**GIVEN RECORDS:**
::::::::

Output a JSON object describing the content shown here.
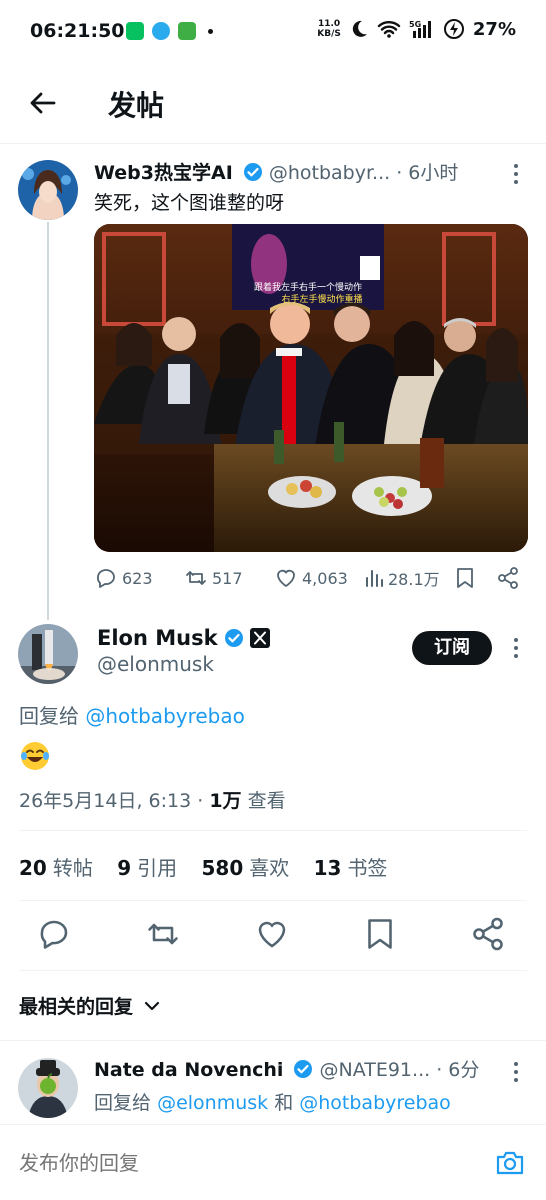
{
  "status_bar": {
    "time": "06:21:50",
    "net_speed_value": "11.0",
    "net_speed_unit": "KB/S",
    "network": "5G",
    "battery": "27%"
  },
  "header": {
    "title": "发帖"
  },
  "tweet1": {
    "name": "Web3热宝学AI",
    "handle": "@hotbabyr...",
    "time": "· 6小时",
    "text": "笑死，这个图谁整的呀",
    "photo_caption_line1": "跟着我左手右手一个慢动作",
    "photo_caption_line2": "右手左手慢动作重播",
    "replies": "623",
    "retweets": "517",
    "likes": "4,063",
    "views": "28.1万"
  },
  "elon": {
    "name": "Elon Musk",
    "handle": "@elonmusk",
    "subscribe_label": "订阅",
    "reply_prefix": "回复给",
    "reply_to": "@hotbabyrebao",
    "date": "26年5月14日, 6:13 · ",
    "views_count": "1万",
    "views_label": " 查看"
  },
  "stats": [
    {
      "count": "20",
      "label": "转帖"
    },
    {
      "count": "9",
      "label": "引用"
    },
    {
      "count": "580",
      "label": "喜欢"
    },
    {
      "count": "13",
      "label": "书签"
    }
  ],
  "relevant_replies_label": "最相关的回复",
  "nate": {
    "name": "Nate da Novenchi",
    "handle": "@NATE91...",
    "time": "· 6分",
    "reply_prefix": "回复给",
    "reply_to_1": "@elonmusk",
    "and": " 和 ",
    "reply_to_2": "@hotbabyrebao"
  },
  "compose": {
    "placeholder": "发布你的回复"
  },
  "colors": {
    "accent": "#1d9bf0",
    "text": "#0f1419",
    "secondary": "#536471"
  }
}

::::::::

**WHAT YOU NEED TO DO:**
Go through the material above and count the lines that contain "name"; give that number alone.

**TASK SOLUTION:**
3